:: WHAT TO DO ::
Retype each line exactly. Skip images.
>> START DATA SUPPLIED
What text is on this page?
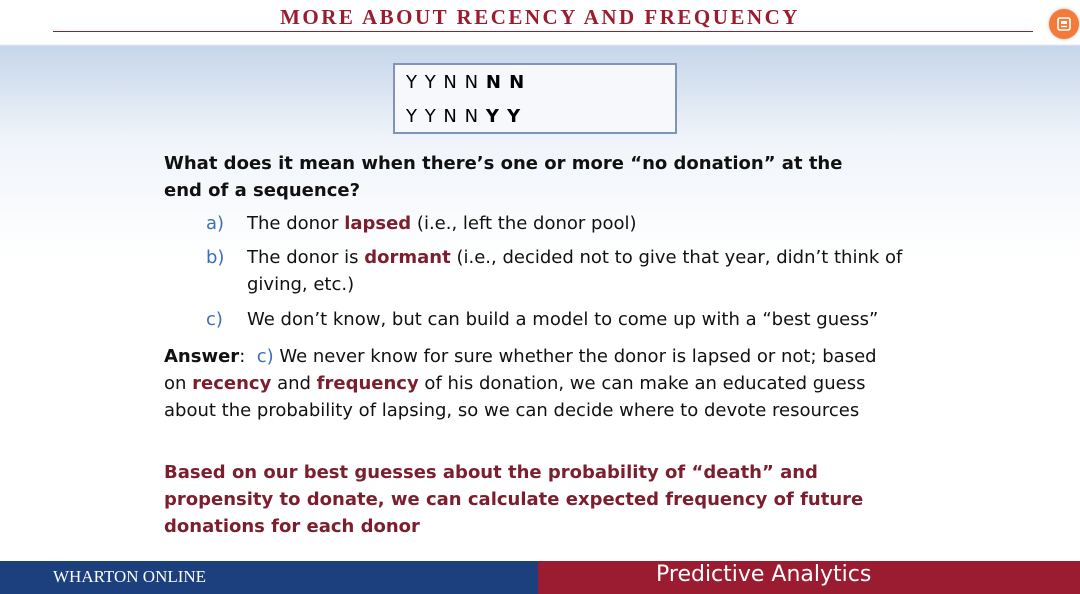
MORE ABOUT RECENCY AND FREQUENCY
Y Y N N N N
Y Y N N Y Y
What does it mean when there’s one or more “no donation” at the end of a sequence?
a) The donor lapsed (i.e., left the donor pool)
b) The donor is dormant (i.e., decided not to give that year, didn’t think of giving, etc.)
c) We don’t know, but can build a model to come up with a “best guess”
Answer: c) We never know for sure whether the donor is lapsed or not; based on recency and frequency of his donation, we can make an educated guess about the probability of lapsing, so we can decide where to devote resources
Based on our best guesses about the probability of “death” and propensity to donate, we can calculate expected frequency of future donations for each donor
WHARTON ONLINE	Predictive Analytics
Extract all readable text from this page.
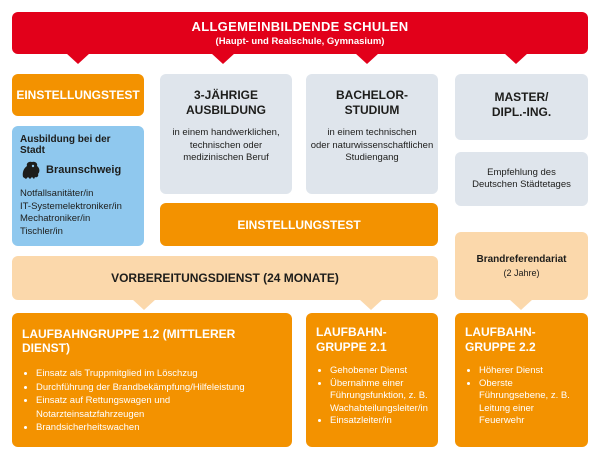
ALLGEMEINBILDENDE SCHULEN
(Haupt- und Realschule, Gymnasium)
EINSTELLUNGSTEST
Ausbildung bei der Stadt
Braunschweig
Notfallsanitäter/in
IT-Systemelektroniker/in
Mechatroniker/in
Tischler/in
3-JÄHRIGE
AUSBILDUNG
in einem handwerklichen,
technischen oder
medizinischen Beruf
BACHELOR-
STUDIUM
in einem technischen
oder naturwissenschaftlichen
Studiengang
MASTER/
DIPL.-ING.
Empfehlung des
Deutschen Städtetages
Brandreferendariat
(2 Jahre)
EINSTELLUNGSTEST
VORBEREITUNGSDIENST (24 MONATE)
LAUFBAHNGRUPPE 1.2 (MITTLERER DIENST)
• Einsatz als Truppmitglied im Löschzug
• Durchführung der Brandbekämpfung/Hilfeleistung
• Einsatz auf Rettungswagen und Notarzteinsatzfahrzeugen
• Brandsicherheitswachen
LAUFBAHN-
GRUPPE 2.1
• Gehobener Dienst
• Übernahme einer Führungsfunktion, z. B. Wachabteilungsleiter/in
• Einsatzleiter/in
LAUFBAHN-
GRUPPE 2.2
• Höherer Dienst
• Oberste Führungsebene, z. B. Leitung einer Feuerwehr
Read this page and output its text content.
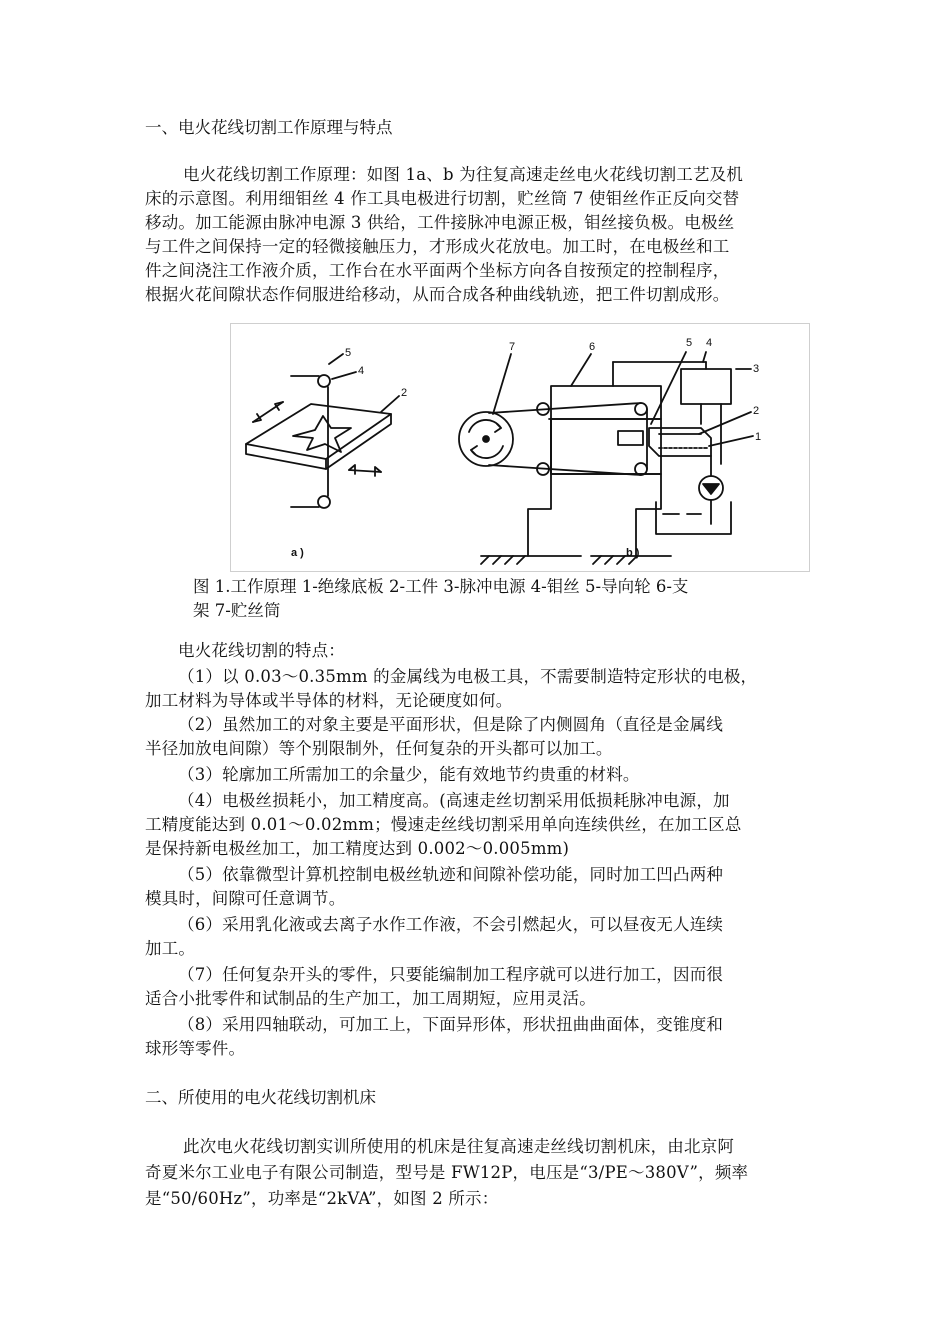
一、电火花线切割工作原理与特点
电火花线切割工作原理：如图 1a、b 为往复高速走丝电火花线切割工艺及机
床的示意图。利用细钼丝 4 作工具电极进行切割，贮丝筒 7 使钼丝作正反向交替
移动。加工能源由脉冲电源 3 供给，工件接脉冲电源正极，钼丝接负极。电极丝
与工件之间保持一定的轻微接触压力，才形成火花放电。加工时，在电极丝和工
件之间浇注工作液介质，工作台在水平面两个坐标方向各自按预定的控制程序，
根据火花间隙状态作伺服进给移动，从而合成各种曲线轨迹，把工件切割成形。
5
4
2
7	6	5 4
3
2
1
a )	b )
图 1.工作原理 1-绝缘底板 2-工件 3-脉冲电源 4-钼丝 5-导向轮 6-支
架 7-贮丝筒
电火花线切割的特点：
（1）以 0.03～0.35mm 的金属线为电极工具，不需要制造特定形状的电极，
加工材料为导体或半导体的材料，无论硬度如何。
（2）虽然加工的对象主要是平面形状，但是除了内侧圆角（直径是金属线
半径加放电间隙）等个别限制外，任何复杂的开头都可以加工。
（3）轮廓加工所需加工的余量少，能有效地节约贵重的材料。
（4）电极丝损耗小，加工精度高。(高速走丝切割采用低损耗脉冲电源，加
工精度能达到 0.01～0.02mm；慢速走丝线切割采用单向连续供丝，在加工区总
是保持新电极丝加工，加工精度达到 0.002～0.005mm)
（5）依靠微型计算机控制电极丝轨迹和间隙补偿功能，同时加工凹凸两种
模具时，间隙可任意调节。
（6）采用乳化液或去离子水作工作液，不会引燃起火，可以昼夜无人连续
加工。
（7）任何复杂开头的零件，只要能编制加工程序就可以进行加工，因而很
适合小批零件和试制品的生产加工，加工周期短，应用灵活。
（8）采用四轴联动，可加工上，下面异形体，形状扭曲曲面体，变锥度和
球形等零件。
二、所使用的电火花线切割机床
此次电火花线切割实训所使用的机床是往复高速走丝线切割机床，由北京阿
奇夏米尔工业电子有限公司制造，型号是 FW12P，电压是“3/PE～380V”，频率
是“50/60Hz”，功率是“2kVA”，如图 2 所示：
>> END DATA SUPPLIED
:: WRITTEN REPLY ::
What text is on this page?
MORE ABOUT RECENCY AND FREQUENCY
Y Y N N N N
Y Y N N Y Y
What does it mean when there’s one or more “no donation” at the end of a sequence?
a) The donor lapsed (i.e., left the donor pool)
b) The donor is dormant (i.e., decided not to give that year, didn’t think of giving, etc.)
c) We don’t know, but can build a model to come up with a “best guess”
Answer: c) We never know for sure whether the donor is lapsed or not; based on recency and frequency of his donation, we can make an educated guess about the probability of lapsing, so we can decide where to devote resources
Based on our best guesses about the probability of “death” and propensity to donate, we can calculate expected frequency of future donations for each donor
WHARTON ONLINE	Predictive Analytics
Extract all readable text from this page.
ALLGEMEINBILDENDE SCHULEN
(Haupt- und Realschule, Gymnasium)
EINSTELLUNGSTEST
Ausbildung bei der Stadt
Braunschweig
Notfallsanitäter/in
IT-Systemelektroniker/in
Mechatroniker/in
Tischler/in
3-JÄHRIGE
AUSBILDUNG
in einem handwerklichen,
technischen oder
medizinischen Beruf
BACHELOR-
STUDIUM
in einem technischen
oder naturwissenschaftlichen
Studiengang
MASTER/
DIPL.-ING.
Empfehlung des
Deutschen Städtetages
Brandreferendariat
(2 Jahre)
EINSTELLUNGSTEST
VORBEREITUNGSDIENST (24 MONATE)
LAUFBAHNGRUPPE 1.2 (MITTLERER DIENST)
• Einsatz als Truppmitglied im Löschzug
• Durchführung der Brandbekämpfung/Hilfeleistung
• Einsatz auf Rettungswagen und Notarzteinsatzfahrzeugen
• Brandsicherheitswachen
LAUFBAHN-
GRUPPE 2.1
• Gehobener Dienst
• Übernahme einer Führungsfunktion, z. B. Wachabteilungsleiter/in
• Einsatzleiter/in
LAUFBAHN-
GRUPPE 2.2
• Höherer Dienst
• Oberste Führungsebene, z. B. Leitung einer Feuerwehr
Read this page and output its text content.
一、电火花线切割工作原理与特点
电火花线切割工作原理：如图 1a、b 为往复高速走丝电火花线切割工艺及机
床的示意图。利用细钼丝 4 作工具电极进行切割，贮丝筒 7 使钼丝作正反向交替
移动。加工能源由脉冲电源 3 供给，工件接脉冲电源正极，钼丝接负极。电极丝
与工件之间保持一定的轻微接触压力，才形成火花放电。加工时，在电极丝和工
件之间浇注工作液介质，工作台在水平面两个坐标方向各自按预定的控制程序，
根据火花间隙状态作伺服进给移动，从而合成各种曲线轨迹，把工件切割成形。
5
4
2
7	6	5 4
3
2
1
a )	b )
图 1.工作原理 1-绝缘底板 2-工件 3-脉冲电源 4-钼丝 5-导向轮 6-支
架 7-贮丝筒
电火花线切割的特点：
（1）以 0.03～0.35mm 的金属线为电极工具，不需要制造特定形状的电极，
加工材料为导体或半导体的材料，无论硬度如何。
（2）虽然加工的对象主要是平面形状，但是除了内侧圆角（直径是金属线
半径加放电间隙）等个别限制外，任何复杂的开头都可以加工。
（3）轮廓加工所需加工的余量少，能有效地节约贵重的材料。
（4）电极丝损耗小，加工精度高。(高速走丝切割采用低损耗脉冲电源，加
工精度能达到 0.01～0.02mm；慢速走丝线切割采用单向连续供丝，在加工区总
是保持新电极丝加工，加工精度达到 0.002～0.005mm)
（5）依靠微型计算机控制电极丝轨迹和间隙补偿功能，同时加工凹凸两种
模具时，间隙可任意调节。
（6）采用乳化液或去离子水作工作液，不会引燃起火，可以昼夜无人连续
加工。
（7）任何复杂开头的零件，只要能编制加工程序就可以进行加工，因而很
适合小批零件和试制品的生产加工，加工周期短，应用灵活。
（8）采用四轴联动，可加工上，下面异形体，形状扭曲曲面体，变锥度和
球形等零件。
二、所使用的电火花线切割机床
此次电火花线切割实训所使用的机床是往复高速走丝线切割机床，由北京阿
奇夏米尔工业电子有限公司制造，型号是 FW12P，电压是“3/PE～380V”，频率
是“50/60Hz”，功率是“2kVA”，如图 2 所示：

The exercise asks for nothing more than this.